What you will do:
a – In the piece about backyard birds and bees, why does the writer think the bird singing the Robin-like "Cheeri-up? Cheerio!" is a Brown Thrasher and not a Mockingbird? Answer in one to three sentences.
b – According to the piece about backyard birds and bees, in what kind of wood do Carpenter Bees make their nests?
c – Resume the piece about backyard birds and bees, picking up right after its final sentence.

Page:
Last month, I worried about the late arrival of the Chuck-wills-widow. Now they’re back, having trickled in. I heard one in the distant forest one night, none the following night, another the third night. Then a few more. A month later, they’re filling the nights with sound. They start calling at dusk and are most vocal in the early night hours, but I hear them in the middle of the night and early mornings before dawn.

They must have sensed my concern over their absence. As though to reassure me they’ve come home, a pair has taken to serenade me every evening in my yard. One perches in a tree north of the house and another in the south. They call back and forth, as if in conversation, and don’t seem to mind when I go out on the porch to listen, but if I venture any closer, they fly away.

Lately, the nights have been mild enough to sleep with a bedroom window open, the better to hear birds and peepers and other inhabitants of the night. At dawn, every bird in the neighborhood begins to sing. Who needs a clock radio when such music invites you into the day?

After it grows light, the concert is over and they go about their business. Still, the day is not silent. Wild Turkeys gobble. Cardinals, Wrens, and fowl I can’t identify keep the music going. I’m no bird watcher. In the woods, you can’t see the birds for the trees, but you can hear them.

Lately, I’ve heard a familiar “Cheeri-up? Cheerio!” The Robins migrated north months ago, but they passed through, leaving their songs. Our Mockingbirds mimic the Robin (as I wrote in Robin Song), but they prefer open spaces and my yard is mostly wooded, so I suspect it’s a Brown Thrasher, a close relative of the Mockingbird who prefers woods and thickets, like where I live. Here is a link to Brown Thrasher songs, but none of these recordings includes an imitation of a Robin song:

https://www.allaboutbirds.org/guide/Brown_Thrasher/sounds

The Brown Thrasher’s repertoire is almost as varied as it’s cousin the Mockingbird’s.

Birds are not the only creatures making their presence known. The Carpenter Bees have invaded my potting shed. They came out in early March, then in the middle of the month we had a few 25 degree nights and they disappeared. (Maybe they went to Florida for the rest of the winter.) Now they’re back. They make nests in unpainted wood, like my potting shed.

When I approach, something like an oversized bumblebee flies at me, buzzing like he means business. This is a male trying to threaten me, but I know he has no stinger and can do no more than be annoying. His mate, who does have a stinger, is too busy to bother me, preparing a home for her babies. But even the females seldom sting. I hear them buzz their way into 2x4s, leaving a pile of sawdust behind.

Source excerpt:
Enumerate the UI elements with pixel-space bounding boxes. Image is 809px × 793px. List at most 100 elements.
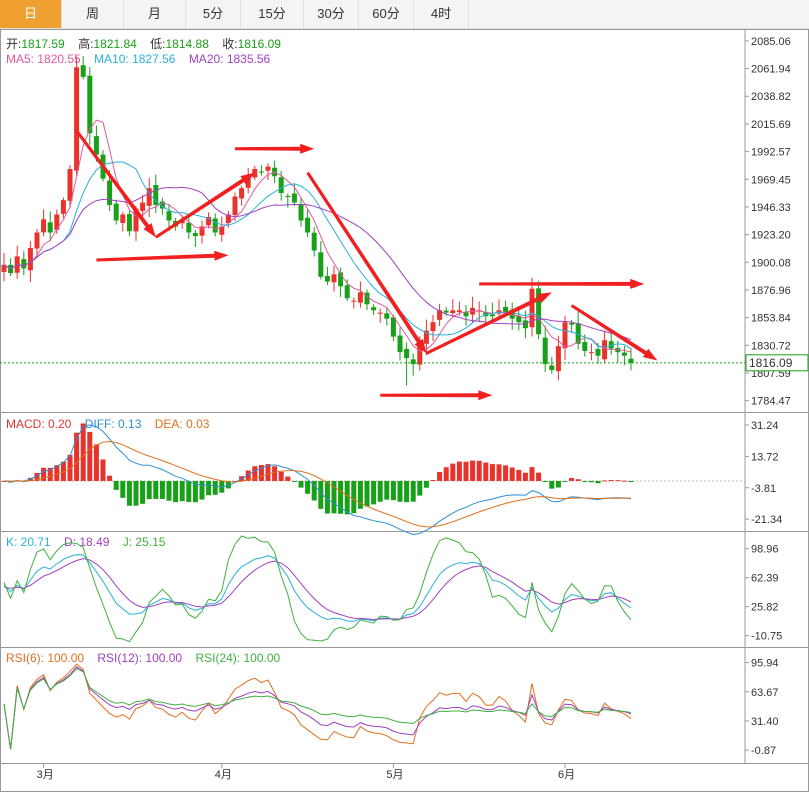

Answers per task:
a – The writer notes that Mockingbirds prefer open spaces, but the writer's yard is mostly wooded. The Brown Thrasher, a close relative of the Mockingbird, prefers woods and thickets like the writer's surroundings, so it is the more likely singer.

b – Unpainted wood.

c –
This Carpenter Bee is all buzz. He can bite, but he can’t sting.

Once I sawed into a piece of scrap lumber which, unknown to me, contained a Carpenter Bee nest. Suddenly, a bee flew out. I don’t know who was more alarmed, me or the bee. The poor thing took off, never to be seen in the environs again. These Carpenter Bees are pesky, but as long as they don’t drill holes in my house, I leave them alone. Like most bees, they are important pollinators and this kind can pollinate flowers that are too difficult for others, including Honeybees, to service.

There are thousands of species of bees. I’ve become interested in native bees. Honeybees aren’t native. They’re immigrants from Europe. Many of our native bees resemble Honeybees and Bumblebees and others look like wasps or flies. Most don’t sting or make honey. Bumblebees make honey, but only in modest quantities, unlike Honeybees. While I love honey, the Honeybee is overrated as a pollinator. There are many flowers, including important food crops, that Honeybees lack the proper equipment to pollinate, but there is a native bee that has been designed just for that flower.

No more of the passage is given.